RECORDS SUPPLIED:
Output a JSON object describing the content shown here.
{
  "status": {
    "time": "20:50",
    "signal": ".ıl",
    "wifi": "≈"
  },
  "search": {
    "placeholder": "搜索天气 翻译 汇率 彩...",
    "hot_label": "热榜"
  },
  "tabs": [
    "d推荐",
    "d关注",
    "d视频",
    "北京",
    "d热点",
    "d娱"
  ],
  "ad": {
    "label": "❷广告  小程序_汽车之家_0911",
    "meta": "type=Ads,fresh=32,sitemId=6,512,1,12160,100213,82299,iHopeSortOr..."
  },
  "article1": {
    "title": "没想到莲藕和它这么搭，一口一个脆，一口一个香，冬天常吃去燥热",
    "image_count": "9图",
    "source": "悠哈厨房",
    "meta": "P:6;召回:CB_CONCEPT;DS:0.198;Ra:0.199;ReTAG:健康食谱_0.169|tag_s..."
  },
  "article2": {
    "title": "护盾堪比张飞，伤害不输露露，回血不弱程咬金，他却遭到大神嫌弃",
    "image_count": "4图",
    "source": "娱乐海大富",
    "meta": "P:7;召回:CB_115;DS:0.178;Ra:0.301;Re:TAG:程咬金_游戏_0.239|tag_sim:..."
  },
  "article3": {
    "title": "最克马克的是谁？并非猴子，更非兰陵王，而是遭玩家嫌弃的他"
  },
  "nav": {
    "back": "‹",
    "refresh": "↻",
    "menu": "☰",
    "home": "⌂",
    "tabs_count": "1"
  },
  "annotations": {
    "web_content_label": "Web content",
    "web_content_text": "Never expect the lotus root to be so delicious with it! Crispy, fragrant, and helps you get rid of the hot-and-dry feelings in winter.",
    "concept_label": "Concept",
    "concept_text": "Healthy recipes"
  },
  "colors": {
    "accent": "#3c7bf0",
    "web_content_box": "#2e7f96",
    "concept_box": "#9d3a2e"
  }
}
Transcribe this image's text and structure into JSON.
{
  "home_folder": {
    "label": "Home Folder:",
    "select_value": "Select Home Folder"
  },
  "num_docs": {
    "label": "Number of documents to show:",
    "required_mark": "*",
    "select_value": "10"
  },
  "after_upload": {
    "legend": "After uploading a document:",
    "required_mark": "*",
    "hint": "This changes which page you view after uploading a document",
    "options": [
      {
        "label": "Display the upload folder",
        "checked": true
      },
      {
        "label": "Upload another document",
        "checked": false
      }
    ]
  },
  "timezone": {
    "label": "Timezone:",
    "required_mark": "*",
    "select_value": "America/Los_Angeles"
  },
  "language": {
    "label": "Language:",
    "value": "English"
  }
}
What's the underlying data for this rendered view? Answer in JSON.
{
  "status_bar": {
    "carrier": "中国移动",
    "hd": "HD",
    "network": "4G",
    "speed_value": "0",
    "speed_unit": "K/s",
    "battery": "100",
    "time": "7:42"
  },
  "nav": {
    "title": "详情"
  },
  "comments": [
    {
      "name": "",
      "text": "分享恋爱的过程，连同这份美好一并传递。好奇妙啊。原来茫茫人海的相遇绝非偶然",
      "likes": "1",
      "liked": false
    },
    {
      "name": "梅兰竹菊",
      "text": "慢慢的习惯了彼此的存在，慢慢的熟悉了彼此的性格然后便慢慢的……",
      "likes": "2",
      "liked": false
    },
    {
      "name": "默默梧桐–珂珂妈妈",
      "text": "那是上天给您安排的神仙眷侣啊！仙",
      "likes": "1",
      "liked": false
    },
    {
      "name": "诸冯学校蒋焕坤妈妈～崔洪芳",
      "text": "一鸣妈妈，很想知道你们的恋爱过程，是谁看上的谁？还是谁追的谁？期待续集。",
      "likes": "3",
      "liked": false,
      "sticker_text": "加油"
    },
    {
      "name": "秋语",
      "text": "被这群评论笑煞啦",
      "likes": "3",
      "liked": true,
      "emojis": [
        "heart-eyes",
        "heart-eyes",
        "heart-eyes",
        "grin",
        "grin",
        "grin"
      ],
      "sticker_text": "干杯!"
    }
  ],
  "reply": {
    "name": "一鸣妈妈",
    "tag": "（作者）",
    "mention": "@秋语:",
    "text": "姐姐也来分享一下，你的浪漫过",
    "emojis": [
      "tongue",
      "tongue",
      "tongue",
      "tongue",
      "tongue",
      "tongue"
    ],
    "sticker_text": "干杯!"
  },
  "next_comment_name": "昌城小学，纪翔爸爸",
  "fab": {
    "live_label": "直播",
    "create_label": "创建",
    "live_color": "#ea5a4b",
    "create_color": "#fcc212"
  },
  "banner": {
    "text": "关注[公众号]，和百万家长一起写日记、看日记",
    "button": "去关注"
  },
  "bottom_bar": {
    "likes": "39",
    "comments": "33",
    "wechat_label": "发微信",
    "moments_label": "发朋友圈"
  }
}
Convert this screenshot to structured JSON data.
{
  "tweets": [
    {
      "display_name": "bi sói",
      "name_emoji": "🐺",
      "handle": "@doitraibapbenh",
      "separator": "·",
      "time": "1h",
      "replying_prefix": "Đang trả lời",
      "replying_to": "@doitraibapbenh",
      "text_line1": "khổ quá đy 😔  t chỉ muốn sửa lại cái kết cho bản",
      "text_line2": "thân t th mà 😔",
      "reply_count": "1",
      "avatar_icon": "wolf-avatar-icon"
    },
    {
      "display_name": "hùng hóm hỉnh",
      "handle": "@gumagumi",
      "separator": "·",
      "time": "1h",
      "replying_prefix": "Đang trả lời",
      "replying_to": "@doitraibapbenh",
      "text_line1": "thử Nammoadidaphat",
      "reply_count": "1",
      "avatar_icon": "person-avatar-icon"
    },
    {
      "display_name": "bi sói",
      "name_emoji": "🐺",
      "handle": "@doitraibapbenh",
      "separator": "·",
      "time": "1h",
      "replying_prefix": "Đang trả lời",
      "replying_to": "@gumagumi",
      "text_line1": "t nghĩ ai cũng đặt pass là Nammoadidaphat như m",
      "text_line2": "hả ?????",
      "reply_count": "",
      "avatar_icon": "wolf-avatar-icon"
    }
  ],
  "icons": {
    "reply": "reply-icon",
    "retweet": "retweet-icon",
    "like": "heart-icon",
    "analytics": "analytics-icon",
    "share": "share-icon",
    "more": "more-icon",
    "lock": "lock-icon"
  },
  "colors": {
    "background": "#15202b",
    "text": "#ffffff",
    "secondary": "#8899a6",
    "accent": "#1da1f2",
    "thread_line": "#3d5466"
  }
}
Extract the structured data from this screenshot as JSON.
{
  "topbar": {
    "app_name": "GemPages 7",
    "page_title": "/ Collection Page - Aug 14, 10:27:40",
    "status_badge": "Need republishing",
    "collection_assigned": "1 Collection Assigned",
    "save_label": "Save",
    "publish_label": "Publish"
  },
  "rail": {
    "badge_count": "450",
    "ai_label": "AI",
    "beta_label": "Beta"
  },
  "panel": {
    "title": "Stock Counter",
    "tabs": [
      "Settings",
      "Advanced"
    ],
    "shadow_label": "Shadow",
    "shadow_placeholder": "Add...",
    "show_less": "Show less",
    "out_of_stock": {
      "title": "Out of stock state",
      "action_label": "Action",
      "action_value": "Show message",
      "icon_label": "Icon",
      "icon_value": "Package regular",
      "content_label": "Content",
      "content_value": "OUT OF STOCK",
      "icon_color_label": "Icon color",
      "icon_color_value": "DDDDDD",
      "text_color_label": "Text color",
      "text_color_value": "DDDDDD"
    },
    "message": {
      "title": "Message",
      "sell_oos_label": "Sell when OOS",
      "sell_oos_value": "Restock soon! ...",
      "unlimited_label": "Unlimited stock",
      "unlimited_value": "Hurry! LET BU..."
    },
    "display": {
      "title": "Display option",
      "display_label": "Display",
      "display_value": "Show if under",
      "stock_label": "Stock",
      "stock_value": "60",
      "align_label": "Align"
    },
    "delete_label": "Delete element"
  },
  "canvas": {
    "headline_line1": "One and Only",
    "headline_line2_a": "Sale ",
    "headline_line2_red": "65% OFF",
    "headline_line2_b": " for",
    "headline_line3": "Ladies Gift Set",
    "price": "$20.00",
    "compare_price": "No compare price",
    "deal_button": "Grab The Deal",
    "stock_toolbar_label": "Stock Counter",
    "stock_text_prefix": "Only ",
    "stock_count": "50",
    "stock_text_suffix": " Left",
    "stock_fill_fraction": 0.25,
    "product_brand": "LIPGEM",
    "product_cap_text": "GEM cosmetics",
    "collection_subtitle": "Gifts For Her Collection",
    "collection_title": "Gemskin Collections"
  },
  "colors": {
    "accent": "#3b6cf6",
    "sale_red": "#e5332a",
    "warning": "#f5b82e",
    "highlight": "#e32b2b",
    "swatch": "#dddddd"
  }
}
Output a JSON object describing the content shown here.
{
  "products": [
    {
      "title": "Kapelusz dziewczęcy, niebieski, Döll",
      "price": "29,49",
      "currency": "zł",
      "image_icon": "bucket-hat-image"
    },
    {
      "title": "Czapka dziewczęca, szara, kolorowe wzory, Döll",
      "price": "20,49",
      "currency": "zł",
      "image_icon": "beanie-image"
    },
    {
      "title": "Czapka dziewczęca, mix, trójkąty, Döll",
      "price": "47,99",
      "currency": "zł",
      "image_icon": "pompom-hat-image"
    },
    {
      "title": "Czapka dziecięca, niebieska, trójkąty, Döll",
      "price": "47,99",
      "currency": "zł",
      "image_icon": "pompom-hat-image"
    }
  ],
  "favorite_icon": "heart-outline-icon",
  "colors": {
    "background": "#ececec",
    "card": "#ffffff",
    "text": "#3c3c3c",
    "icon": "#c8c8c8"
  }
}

EXERCISE: Copy out each line of the records that holds the string "accent".

OUTPUT FOR THIS TASK:
    "accent": "#3c7bf0",
    "accent": "#1da1f2",
    "accent": "#3b6cf6",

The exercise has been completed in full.